◆ **TASK BRIEF**
Below is a block of records: output all of them exactly and leave out the pictures.

(Figure content listings)
=====
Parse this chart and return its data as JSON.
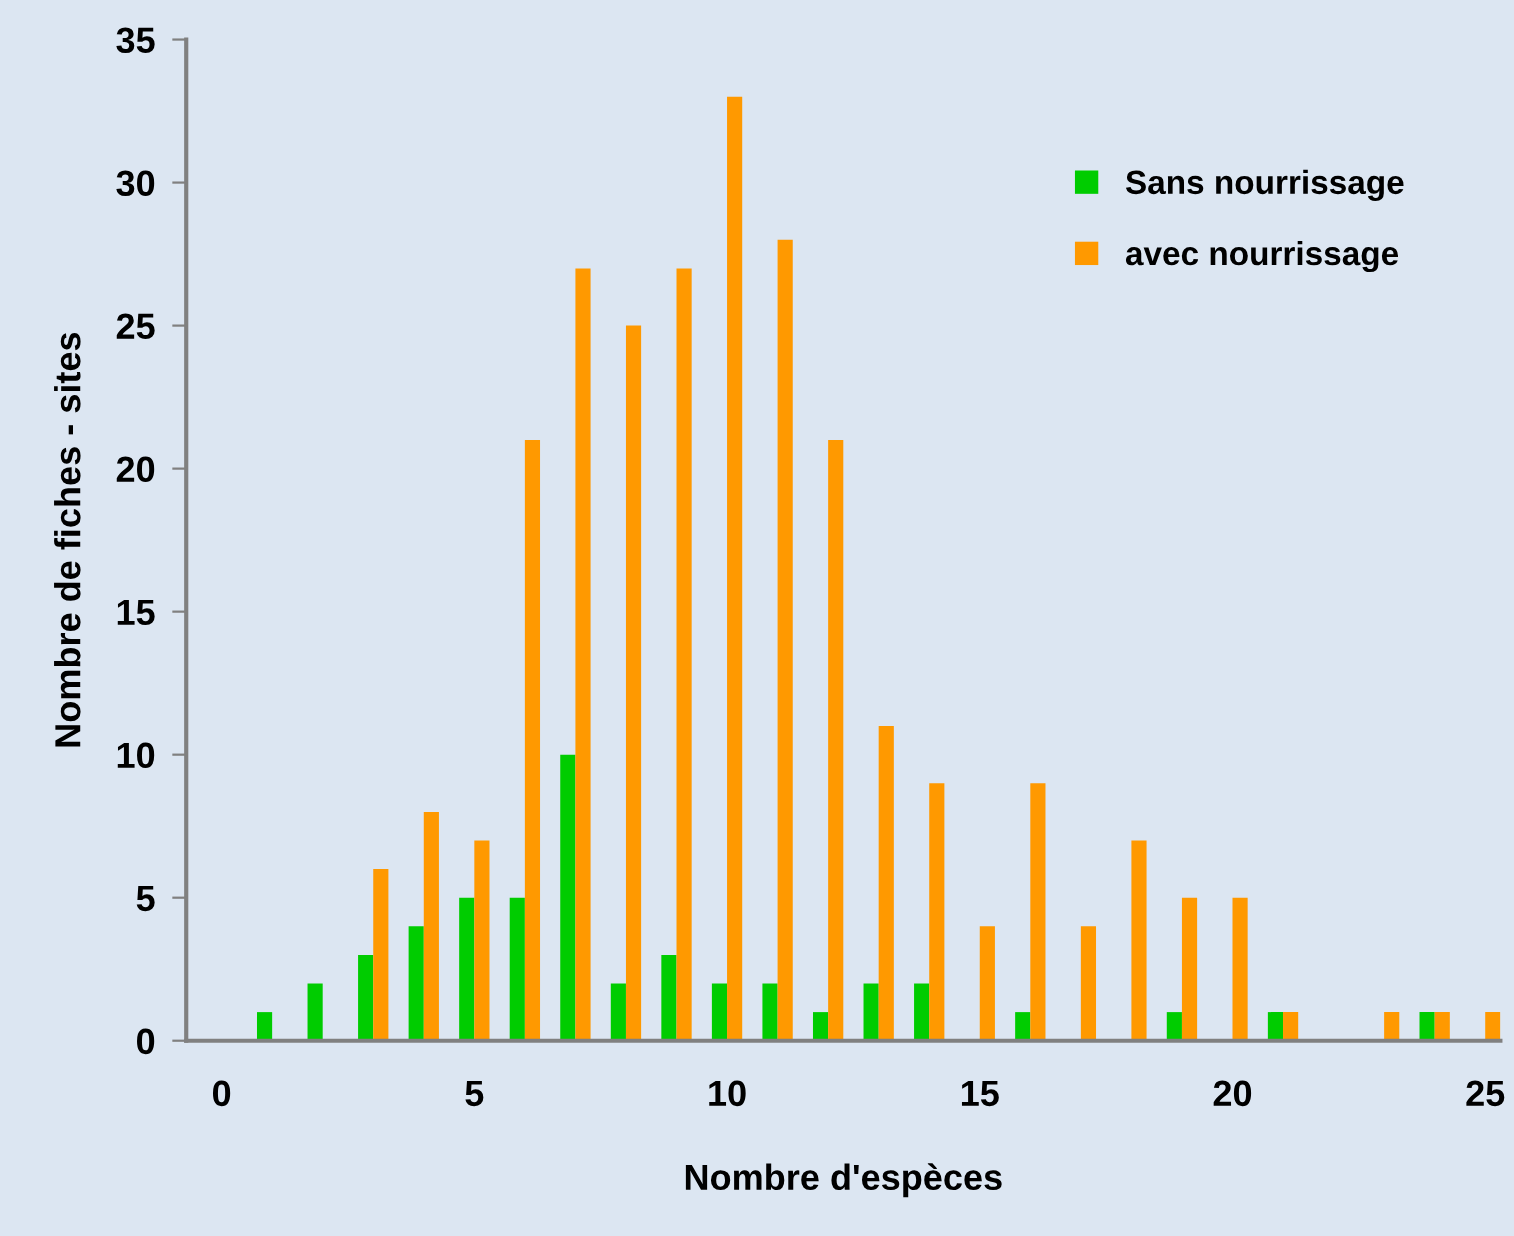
{
  "chart_data": {
    "type": "bar",
    "xlabel": "Nombre d'espèces",
    "ylabel": "Nombre de fiches - sites",
    "x": [
      1,
      2,
      3,
      4,
      5,
      6,
      7,
      8,
      9,
      10,
      11,
      12,
      13,
      14,
      15,
      16,
      17,
      18,
      19,
      20,
      21,
      22,
      23,
      24,
      25
    ],
    "series": [
      {
        "name": "Sans nourrissage",
        "color": "#00cc00",
        "values": [
          1,
          2,
          3,
          4,
          5,
          5,
          10,
          2,
          3,
          2,
          2,
          1,
          2,
          2,
          0,
          1,
          0,
          0,
          1,
          0,
          1,
          0,
          0,
          1,
          0
        ]
      },
      {
        "name": "avec nourrissage",
        "color": "#ff9900",
        "values": [
          0,
          0,
          6,
          8,
          7,
          21,
          27,
          25,
          27,
          33,
          28,
          21,
          11,
          9,
          4,
          9,
          4,
          7,
          5,
          5,
          1,
          0,
          1,
          1,
          1
        ]
      }
    ],
    "xlim": [
      -0.7,
      25.3
    ],
    "xticks": [
      0,
      5,
      10,
      15,
      20,
      25
    ],
    "ylim": [
      0,
      35
    ],
    "yticks": [
      0,
      5,
      10,
      15,
      20,
      25,
      30,
      35
    ],
    "grid": false,
    "legend": "top right"
  }
}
=====
◆ **CORRECT OUTPUT**
Parse this chart and return its data as JSON.
{
  "chart_data": {
    "type": "bar",
    "xlabel": "Nombre d'espèces",
    "ylabel": "Nombre de fiches - sites",
    "x": [
      1,
      2,
      3,
      4,
      5,
      6,
      7,
      8,
      9,
      10,
      11,
      12,
      13,
      14,
      15,
      16,
      17,
      18,
      19,
      20,
      21,
      22,
      23,
      24,
      25
    ],
    "series": [
      {
        "name": "Sans nourrissage",
        "color": "#00cc00",
        "values": [
          1,
          2,
          3,
          4,
          5,
          5,
          10,
          2,
          3,
          2,
          2,
          1,
          2,
          2,
          0,
          1,
          0,
          0,
          1,
          0,
          1,
          0,
          0,
          1,
          0
        ]
      },
      {
        "name": "avec nourrissage",
        "color": "#ff9900",
        "values": [
          0,
          0,
          6,
          8,
          7,
          21,
          27,
          25,
          27,
          33,
          28,
          21,
          11,
          9,
          4,
          9,
          4,
          7,
          5,
          5,
          1,
          0,
          1,
          1,
          1
        ]
      }
    ],
    "xlim": [
      -0.7,
      25.3
    ],
    "xticks": [
      0,
      5,
      10,
      15,
      20,
      25
    ],
    "ylim": [
      0,
      35
    ],
    "yticks": [
      0,
      5,
      10,
      15,
      20,
      25,
      30,
      35
    ],
    "grid": false,
    "legend": "top right"
  }
}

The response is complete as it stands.